**What is being asked**
Turn the lines below into a Markdown table with the columns No. and Text. Number every line in order and leave out any blank ones.

Begin

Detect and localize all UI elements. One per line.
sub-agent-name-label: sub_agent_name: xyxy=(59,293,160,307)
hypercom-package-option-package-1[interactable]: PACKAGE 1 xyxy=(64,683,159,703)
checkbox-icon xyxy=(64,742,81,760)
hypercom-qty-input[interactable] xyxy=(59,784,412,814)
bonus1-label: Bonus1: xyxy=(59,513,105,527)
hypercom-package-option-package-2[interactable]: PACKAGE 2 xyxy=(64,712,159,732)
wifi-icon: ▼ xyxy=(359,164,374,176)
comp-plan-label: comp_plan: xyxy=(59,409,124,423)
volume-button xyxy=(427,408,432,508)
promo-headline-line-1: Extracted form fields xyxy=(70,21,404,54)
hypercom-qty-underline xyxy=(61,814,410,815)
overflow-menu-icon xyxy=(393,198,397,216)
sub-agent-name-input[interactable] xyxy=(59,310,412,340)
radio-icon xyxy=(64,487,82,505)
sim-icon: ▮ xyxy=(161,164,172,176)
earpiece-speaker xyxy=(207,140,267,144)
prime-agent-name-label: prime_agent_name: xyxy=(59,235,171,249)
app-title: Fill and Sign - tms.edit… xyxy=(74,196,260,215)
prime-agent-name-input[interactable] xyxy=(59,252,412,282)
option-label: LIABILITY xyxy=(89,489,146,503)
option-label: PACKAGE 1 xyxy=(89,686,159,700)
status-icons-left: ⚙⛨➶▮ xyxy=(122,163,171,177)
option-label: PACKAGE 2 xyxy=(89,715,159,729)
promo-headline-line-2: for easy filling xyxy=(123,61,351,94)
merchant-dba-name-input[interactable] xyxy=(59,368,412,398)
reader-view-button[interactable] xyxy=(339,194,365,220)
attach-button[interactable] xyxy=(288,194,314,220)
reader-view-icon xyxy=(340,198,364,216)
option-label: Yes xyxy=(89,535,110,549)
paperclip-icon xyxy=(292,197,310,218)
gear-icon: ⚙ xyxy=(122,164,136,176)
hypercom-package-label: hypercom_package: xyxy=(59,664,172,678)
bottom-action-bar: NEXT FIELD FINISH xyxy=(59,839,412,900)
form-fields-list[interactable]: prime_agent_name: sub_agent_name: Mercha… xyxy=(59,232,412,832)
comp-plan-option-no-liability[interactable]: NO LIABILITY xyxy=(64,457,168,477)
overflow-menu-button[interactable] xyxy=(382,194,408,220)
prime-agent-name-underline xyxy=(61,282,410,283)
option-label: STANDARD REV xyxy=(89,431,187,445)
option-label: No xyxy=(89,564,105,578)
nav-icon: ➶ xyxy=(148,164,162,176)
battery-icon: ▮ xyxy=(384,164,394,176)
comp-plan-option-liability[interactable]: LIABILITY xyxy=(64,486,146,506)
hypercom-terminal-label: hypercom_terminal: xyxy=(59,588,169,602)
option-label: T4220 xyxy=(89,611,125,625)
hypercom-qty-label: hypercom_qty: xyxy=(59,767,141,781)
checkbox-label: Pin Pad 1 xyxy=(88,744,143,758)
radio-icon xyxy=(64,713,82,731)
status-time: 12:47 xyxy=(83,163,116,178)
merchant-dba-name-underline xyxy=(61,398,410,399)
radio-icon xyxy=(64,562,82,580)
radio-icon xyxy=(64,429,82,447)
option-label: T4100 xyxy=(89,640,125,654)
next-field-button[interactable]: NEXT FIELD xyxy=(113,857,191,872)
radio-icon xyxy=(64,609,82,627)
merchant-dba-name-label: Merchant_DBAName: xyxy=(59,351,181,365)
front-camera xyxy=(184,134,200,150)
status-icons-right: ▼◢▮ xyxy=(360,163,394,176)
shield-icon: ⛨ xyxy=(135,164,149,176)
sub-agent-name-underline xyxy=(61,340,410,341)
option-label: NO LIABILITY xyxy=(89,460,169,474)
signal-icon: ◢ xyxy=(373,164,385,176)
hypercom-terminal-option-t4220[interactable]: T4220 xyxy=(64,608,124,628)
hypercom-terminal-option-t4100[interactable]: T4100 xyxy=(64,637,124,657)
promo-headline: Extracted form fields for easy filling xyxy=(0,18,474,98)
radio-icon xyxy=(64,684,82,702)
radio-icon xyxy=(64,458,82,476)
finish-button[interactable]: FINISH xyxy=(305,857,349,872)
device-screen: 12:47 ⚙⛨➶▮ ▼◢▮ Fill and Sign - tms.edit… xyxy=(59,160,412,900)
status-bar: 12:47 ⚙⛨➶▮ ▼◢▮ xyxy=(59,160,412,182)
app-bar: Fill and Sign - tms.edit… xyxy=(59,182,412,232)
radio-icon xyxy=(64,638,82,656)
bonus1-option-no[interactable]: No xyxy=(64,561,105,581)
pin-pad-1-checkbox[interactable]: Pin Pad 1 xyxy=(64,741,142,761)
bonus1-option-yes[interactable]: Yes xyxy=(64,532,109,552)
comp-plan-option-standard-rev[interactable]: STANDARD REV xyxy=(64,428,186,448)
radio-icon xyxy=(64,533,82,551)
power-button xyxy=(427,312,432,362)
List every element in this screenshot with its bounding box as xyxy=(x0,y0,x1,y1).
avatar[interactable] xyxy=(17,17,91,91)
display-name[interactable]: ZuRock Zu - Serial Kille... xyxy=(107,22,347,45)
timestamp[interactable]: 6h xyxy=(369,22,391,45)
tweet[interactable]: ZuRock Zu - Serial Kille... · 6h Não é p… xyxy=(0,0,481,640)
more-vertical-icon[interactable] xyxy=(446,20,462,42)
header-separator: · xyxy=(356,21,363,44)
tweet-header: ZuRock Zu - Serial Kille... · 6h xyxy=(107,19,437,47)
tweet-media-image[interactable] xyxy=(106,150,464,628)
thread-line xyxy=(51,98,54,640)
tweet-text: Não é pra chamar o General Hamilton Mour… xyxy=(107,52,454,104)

End

**Answer for the task**
| No. | Text |
|---|---|
| 1 | Detect and localize all UI elements. One per line. |
| 2 | sub-agent-name-label: sub_agent_name: xyxy=(59,293,160,307) |
| 3 | hypercom-package-option-package-1[interactable]: PACKAGE 1 xyxy=(64,683,159,703) |
| 4 | checkbox-icon xyxy=(64,742,81,760) |
| 5 | hypercom-qty-input[interactable] xyxy=(59,784,412,814) |
| 6 | bonus1-label: Bonus1: xyxy=(59,513,105,527) |
| 7 | hypercom-package-option-package-2[interactable]: PACKAGE 2 xyxy=(64,712,159,732) |
| 8 | wifi-icon: ▼ xyxy=(359,164,374,176) |
| 9 | comp-plan-label: comp_plan: xyxy=(59,409,124,423) |
| 10 | volume-button xyxy=(427,408,432,508) |
| 11 | promo-headline-line-1: Extracted form fields xyxy=(70,21,404,54) |
| 12 | hypercom-qty-underline xyxy=(61,814,410,815) |
| 13 | overflow-menu-icon xyxy=(393,198,397,216) |
| 14 | sub-agent-name-input[interactable] xyxy=(59,310,412,340) |
| 15 | radio-icon xyxy=(64,487,82,505) |
| 16 | sim-icon: ▮ xyxy=(161,164,172,176) |
| 17 | earpiece-speaker xyxy=(207,140,267,144) |
| 18 | prime-agent-name-label: prime_agent_name: xyxy=(59,235,171,249) |
| 19 | app-title: Fill and Sign - tms.edit… xyxy=(74,196,260,215) |
| 20 | prime-agent-name-input[interactable] xyxy=(59,252,412,282) |
| 21 | option-label: LIABILITY xyxy=(89,489,146,503) |
| 22 | option-label: PACKAGE 1 xyxy=(89,686,159,700) |
| 23 | status-icons-left: ⚙⛨➶▮ xyxy=(122,163,171,177) |
| 24 | option-label: PACKAGE 2 xyxy=(89,715,159,729) |
| 25 | promo-headline-line-2: for easy filling xyxy=(123,61,351,94) |
| 26 | merchant-dba-name-input[interactable] xyxy=(59,368,412,398) |
| 27 | reader-view-button[interactable] xyxy=(339,194,365,220) |
| 28 | attach-button[interactable] xyxy=(288,194,314,220) |
| 29 | reader-view-icon xyxy=(340,198,364,216) |
| 30 | option-label: Yes xyxy=(89,535,110,549) |
| 31 | paperclip-icon xyxy=(292,197,310,218) |
| 32 | gear-icon: ⚙ xyxy=(122,164,136,176) |
| 33 | hypercom-package-label: hypercom_package: xyxy=(59,664,172,678) |
| 34 | bottom-action-bar: NEXT FIELD FINISH xyxy=(59,839,412,900) |
| 35 | form-fields-list[interactable]: prime_agent_name: sub_agent_name: Mercha… xyxy=(59,232,412,832) |
| 36 | comp-plan-option-no-liability[interactable]: NO LIABILITY xyxy=(64,457,168,477) |
| 37 | overflow-menu-button[interactable] xyxy=(382,194,408,220) |
| 38 | prime-agent-name-underline xyxy=(61,282,410,283) |
| 39 | option-label: STANDARD REV xyxy=(89,431,187,445) |
| 40 | option-label: No xyxy=(89,564,105,578) |
| 41 | nav-icon: ➶ xyxy=(148,164,162,176) |
| 42 | battery-icon: ▮ xyxy=(384,164,394,176) |
| 43 | comp-plan-option-liability[interactable]: LIABILITY xyxy=(64,486,146,506) |
| 44 | hypercom-terminal-label: hypercom_terminal: xyxy=(59,588,169,602) |
| 45 | option-label: T4220 xyxy=(89,611,125,625) |
| 46 | hypercom-qty-label: hypercom_qty: xyxy=(59,767,141,781) |
| 47 | checkbox-label: Pin Pad 1 xyxy=(88,744,143,758) |
| 48 | radio-icon xyxy=(64,713,82,731) |
| 49 | status-time: 12:47 xyxy=(83,163,116,178) |
| 50 | merchant-dba-name-underline xyxy=(61,398,410,399) |
| 51 | radio-icon xyxy=(64,562,82,580) |
| 52 | radio-icon xyxy=(64,429,82,447) |
| 53 | option-label: T4100 xyxy=(89,640,125,654) |
| 54 | next-field-button[interactable]: NEXT FIELD xyxy=(113,857,191,872) |
| 55 | radio-icon xyxy=(64,609,82,627) |
| 56 | merchant-dba-name-label: Merchant_DBAName: xyxy=(59,351,181,365) |
| 57 | front-camera xyxy=(184,134,200,150) |
| 58 | status-icons-right: ▼◢▮ xyxy=(360,163,394,176) |
| 59 | shield-icon: ⛨ xyxy=(135,164,149,176) |
| 60 | sub-agent-name-underline xyxy=(61,340,410,341) |
| 61 | option-label: NO LIABILITY xyxy=(89,460,169,474) |
| 62 | signal-icon: ◢ xyxy=(373,164,385,176) |
| 63 | hypercom-terminal-option-t4220[interactable]: T4220 xyxy=(64,608,124,628) |
| 64 | hypercom-terminal-option-t4100[interactable]: T4100 xyxy=(64,637,124,657) |
| 65 | promo-headline: Extracted form fields for easy filling xyxy=(0,18,474,98) |
| 66 | radio-icon xyxy=(64,684,82,702) |
| 67 | radio-icon xyxy=(64,458,82,476) |
| 68 | finish-button[interactable]: FINISH xyxy=(305,857,349,872) |
| 69 | device-screen: 12:47 ⚙⛨➶▮ ▼◢▮ Fill and Sign - tms.edit… xyxy=(59,160,412,900) |
| 70 | status-bar: 12:47 ⚙⛨➶▮ ▼◢▮ xyxy=(59,160,412,182) |
| 71 | app-bar: Fill and Sign - tms.edit… xyxy=(59,182,412,232) |
| 72 | radio-icon xyxy=(64,638,82,656) |
| 73 | bonus1-option-no[interactable]: No xyxy=(64,561,105,581) |
| 74 | pin-pad-1-checkbox[interactable]: Pin Pad 1 xyxy=(64,741,142,761) |
| 75 | bonus1-option-yes[interactable]: Yes xyxy=(64,532,109,552) |
| 76 | comp-plan-option-standard-rev[interactable]: STANDARD REV xyxy=(64,428,186,448) |
| 77 | radio-icon xyxy=(64,533,82,551) |
| 78 | power-button xyxy=(427,312,432,362) |
| 79 | List every element in this screenshot with its bounding box as xyxy=(x0,y0,x1,y1). |
| 80 | avatar[interactable] xyxy=(17,17,91,91) |
| 81 | display-name[interactable]: ZuRock Zu - Serial Kille... xyxy=(107,22,347,45) |
| 82 | timestamp[interactable]: 6h xyxy=(369,22,391,45) |
| 83 | tweet[interactable]: ZuRock Zu - Serial Kille... · 6h Não é p… xyxy=(0,0,481,640) |
| 84 | more-vertical-icon[interactable] xyxy=(446,20,462,42) |
| 85 | header-separator: · xyxy=(356,21,363,44) |
| 86 | tweet-header: ZuRock Zu - Serial Kille... · 6h xyxy=(107,19,437,47) |
| 87 | tweet-media-image[interactable] xyxy=(106,150,464,628) |
| 88 | thread-line xyxy=(51,98,54,640) |
| 89 | tweet-text: Não é pra chamar o General Hamilton Mour… xyxy=(107,52,454,104) |